Search the listing below for the string "Евдокия" and show each line that contains it.

--- Start of INFORMATION PROVIDED ---

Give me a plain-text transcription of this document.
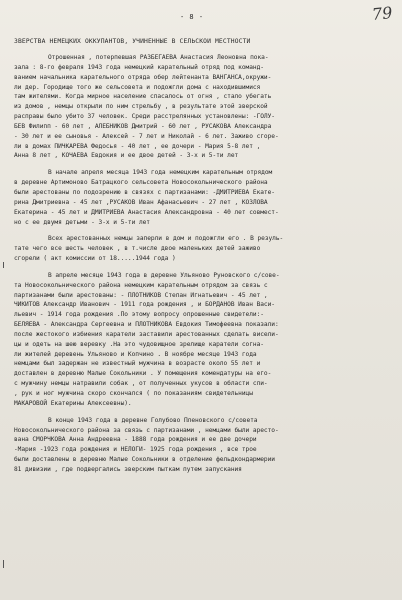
- 8 -	79
ЗВЕРСТВА НЕМЕЦКИХ ОККУПАНТОВ, УЧИНЕННЫЕ В СЕЛЬСКОЙ МЕСТНОСТИ
Отрошенная , потерпевшая РАЗБЕГАЕВА Анастасия Леоновна пока-
зала : 8-го февраля 1943 года немецкий карательный отряд под команд-
ванием начальника карательного отряда обер лейтенанта ВАНГАНСА,окружи-
ли дер. Городище того же сельсовета и подожгли дома с находившимися
там жителями. Когда мирное население спасалось от огня , стало убегать
из домов , немцы открыли по ним стрельбу , в результате этой зверской
расправы было убито 37 человек. Среди расстрелянных установлены: -ГОЛУ-
БЕВ Филипп - 60 лет , АЛЕБНИКОВ Дмитрий - 60 лет , РУСАКОВА Александра
- 30 лет и ее сыновья - Алексей - 7 лет и Николай - 6 лет. Заживо сгоре-
ли в домах ПИЧКАРЕВА Федосья - 40 лет , ее дочери - Мария 5-8 лет ,
Анна 8 лет , КОЧАЕВА Евдокия и ее двое детей - 3-х и 5-ти лет
В начале апреля месяца 1943 года немецким карательным отрядом
в деревне Артимоново Батрацкого сельсовета Новосокольнического района
были арестованы по подозрению в связях с партизанами: -ДМИТРИЕВА Екате-
рина Дмитриевна - 45 лет ,РУСАКОВ Иван Афанасьевич - 27 лет , КОЗЛОВА
Екатерина - 45 лет и ДМИТРИЕВА Анастасия Александровна - 40 лет совмест-
но с ее двумя детьми - 3-х и 5-ти лет
Всех арестованных немцы заперли в дом и подожгли его . В резуль-
тате чего все шесть человек , в т.числе двое маленьких детей заживо
сгорели ( акт комиссии от 18.....1944 года )
В апреле месяце 1943 года в деревне Ульяново Руновского с/сове-
та Новосокольнического района немецким карательным отрядом за связь с
партизанами были арестованы: - ПЛОТНИКОВ Степан Игнатьевич - 45 лет ,
ЧИКИТОВ Александр Иванович - 1911 года рождения , и БОРДАНОВ Иван Васи-
льевич - 1914 года рождения .По этому вопросу опрошенные свидетели:-
БЕЛЯЕВА - Александра Сергеевна и ПЛОТНИКОВА Евдокия Тимофеевна показали:
после жестокого избиения каратели заставили арестованных сделать висели-
цы и одеть на шею веревку .На это чудовищное зрелище каратели согна-
ли жителей деревень Ульяново и Копчино . В ноябре месяце 1943 года
немцами был задержан не известный мужчина в возрасте около 55 лет и
доставлен в деревню Малые Сокольники . У помещения комендатуры на его-
с мужчину немцы натравили собак , от полученных укусов в области спи-
, рук и ног мужчина скоро скончался ( по показаниям свидетельницы
МАКАРОВОЙ Екатерины Алексеевны).
В конце 1943 года в деревне Голубово Пленовского с/совета
Новосокольнического района за связь с партизанами , немцами были аресто-
вана СМОРЧКОВА Анна Андреевна - 1888 года рождения и ее две дочери
-Мария -1923 года рождения и НЕЛОГИ- 1925 года рождения , все трое
были доставлены в деревню Малые Сокольники в отделение фельдкондармерии
81 дивизии , где подвергались зверским пыткам путем запускания
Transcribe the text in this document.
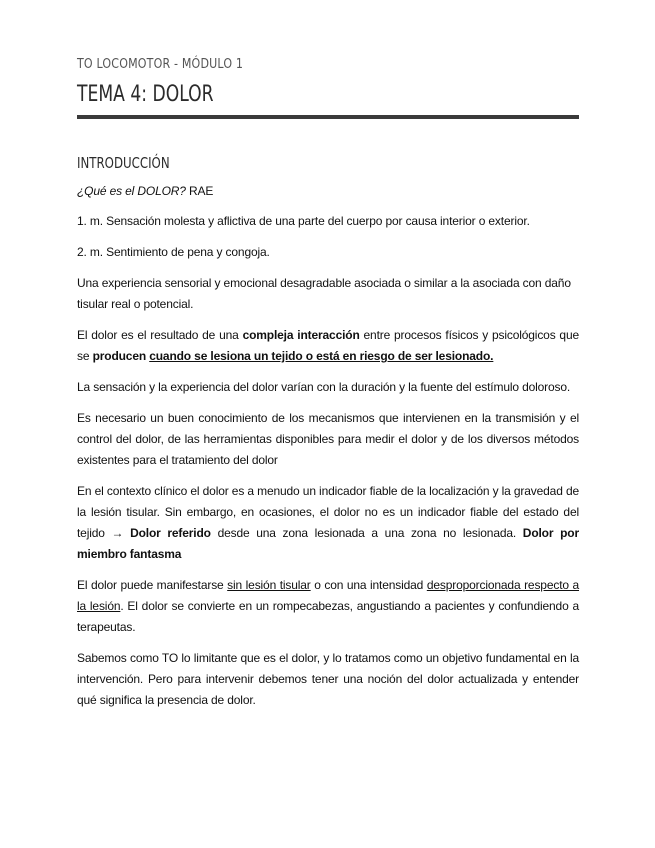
TO LOCOMOTOR - MÓDULO 1
TEMA 4: DOLOR
INTRODUCCIÓN

¿Qué es el DOLOR? RAE

1. m. Sensación molesta y aflictiva de una parte del cuerpo por causa interior o exterior.

2. m. Sentimiento de pena y congoja.

Una experiencia sensorial y emocional desagradable asociada o similar a la asociada con daño tisular real o potencial.

El dolor es el resultado de una compleja interacción entre procesos físicos y psicológicos que se producen cuando se lesiona un tejido o está en riesgo de ser lesionado.

La sensación y la experiencia del dolor varían con la duración y la fuente del estímulo doloroso.

Es necesario un buen conocimiento de los mecanismos que intervienen en la transmisión y el control del dolor, de las herramientas disponibles para medir el dolor y de los diversos métodos existentes para el tratamiento del dolor

En el contexto clínico el dolor es a menudo un indicador fiable de la localización y la gravedad de la lesión tisular. Sin embargo, en ocasiones, el dolor no es un indicador fiable del estado del tejido → Dolor referido desde una zona lesionada a una zona no lesionada. Dolor por miembro fantasma

El dolor puede manifestarse sin lesión tisular o con una intensidad desproporcionada respecto a la lesión. El dolor se convierte en un rompecabezas, angustiando a pacientes y confundiendo a terapeutas.

Sabemos como TO lo limitante que es el dolor, y lo tratamos como un objetivo fundamental en la intervención. Pero para intervenir debemos tener una noción del dolor actualizada y entender qué significa la presencia de dolor.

--- End of INFORMATION PROVIDED ---

EXERCISE ANSWER —
Анна 8 лет , КОЧАЕВА Евдокия и ее двое детей - 3-х и 5-ти лет
БЕЛЯЕВА - Александра Сергеевна и ПЛОТНИКОВА Евдокия Тимофеевна показали:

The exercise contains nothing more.